Omit the pictures, then reproduce every remaining record exactly.

------ Supplied entries

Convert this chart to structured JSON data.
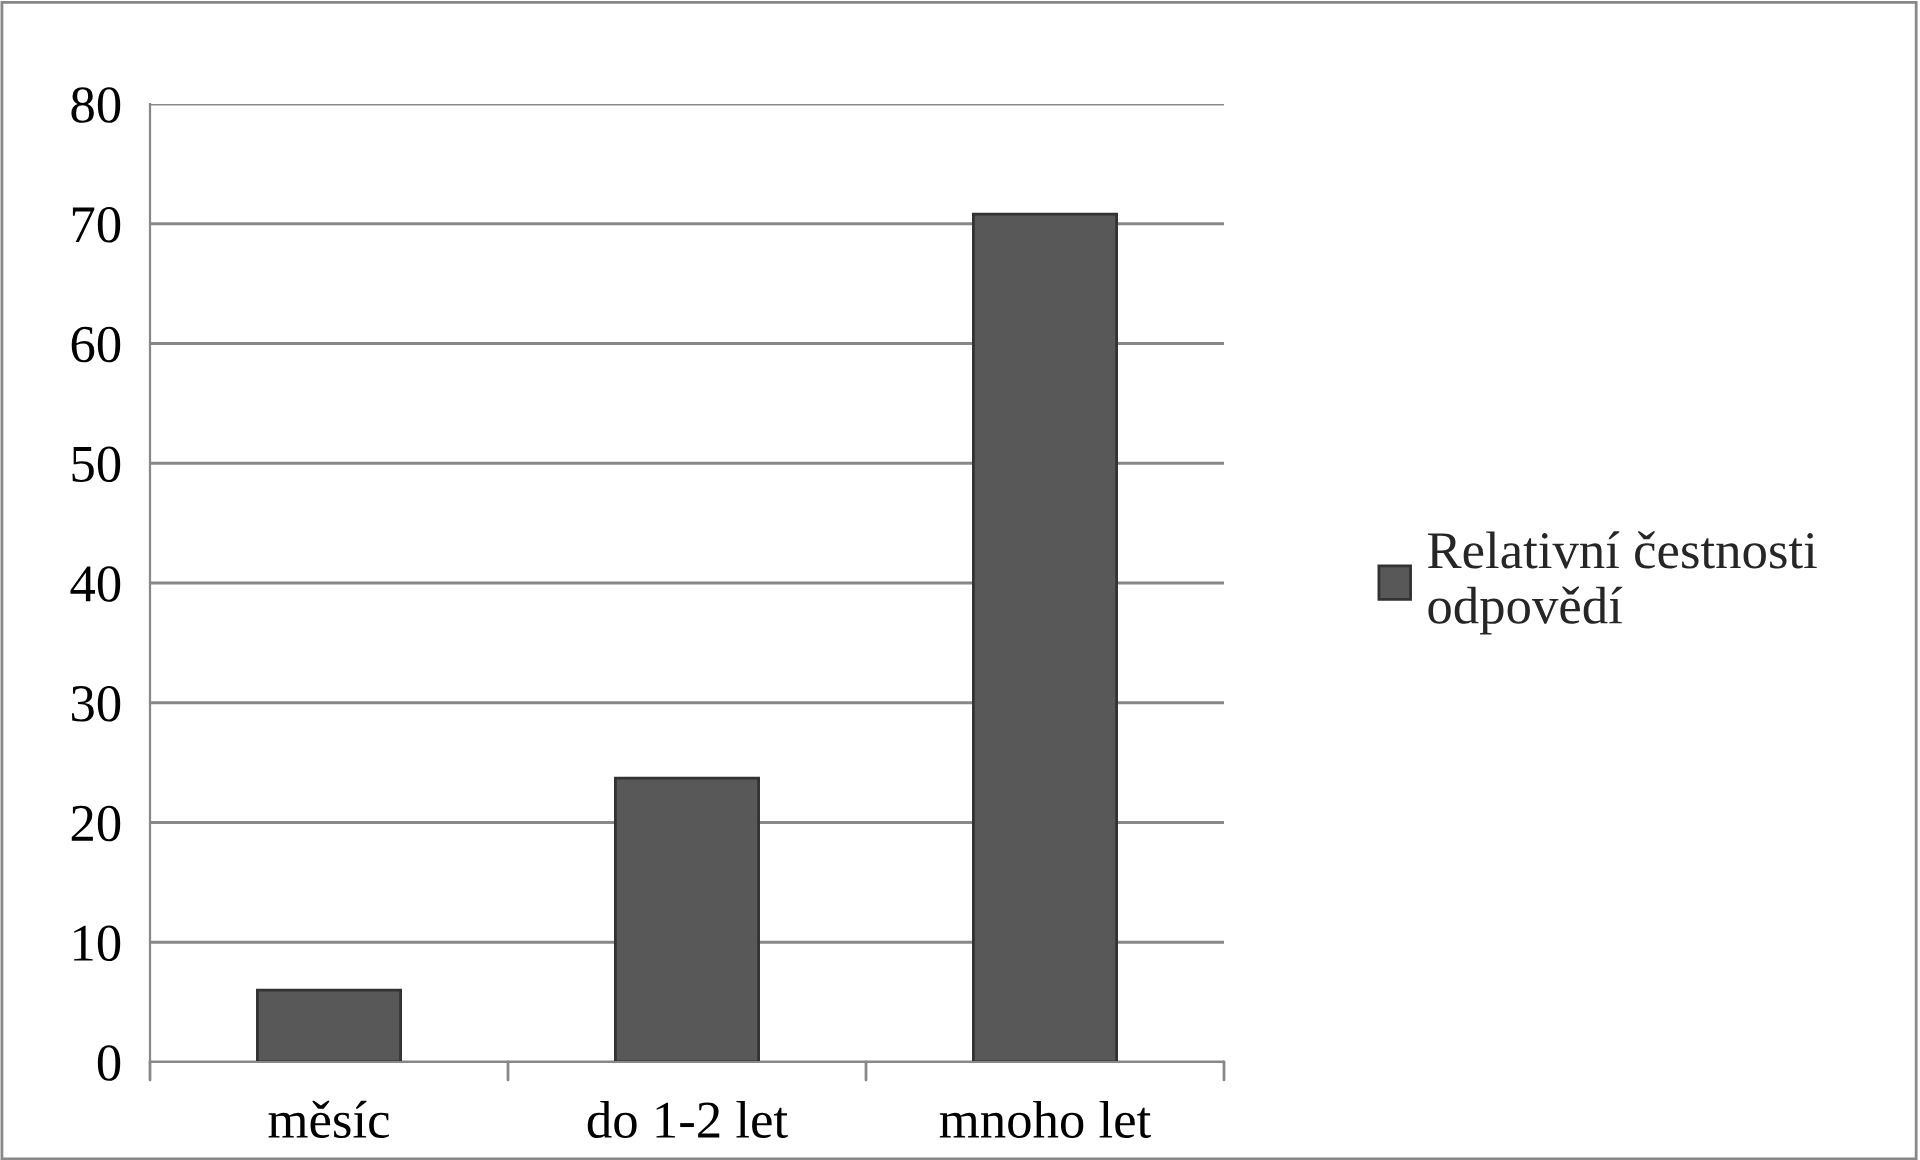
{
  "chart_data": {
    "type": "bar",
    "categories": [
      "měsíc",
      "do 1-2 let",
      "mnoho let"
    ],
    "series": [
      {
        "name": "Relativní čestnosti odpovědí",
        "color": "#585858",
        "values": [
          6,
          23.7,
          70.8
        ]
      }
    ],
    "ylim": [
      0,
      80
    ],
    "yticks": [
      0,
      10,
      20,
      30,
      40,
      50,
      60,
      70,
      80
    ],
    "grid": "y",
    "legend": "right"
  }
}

------------

> Solution for this task
Convert this chart to structured JSON data.
{
  "chart_data": {
    "type": "bar",
    "categories": [
      "měsíc",
      "do 1-2 let",
      "mnoho let"
    ],
    "series": [
      {
        "name": "Relativní čestnosti odpovědí",
        "color": "#585858",
        "values": [
          6,
          23.7,
          70.8
        ]
      }
    ],
    "ylim": [
      0,
      80
    ],
    "yticks": [
      0,
      10,
      20,
      30,
      40,
      50,
      60,
      70,
      80
    ],
    "grid": "y",
    "legend": "right"
  }
}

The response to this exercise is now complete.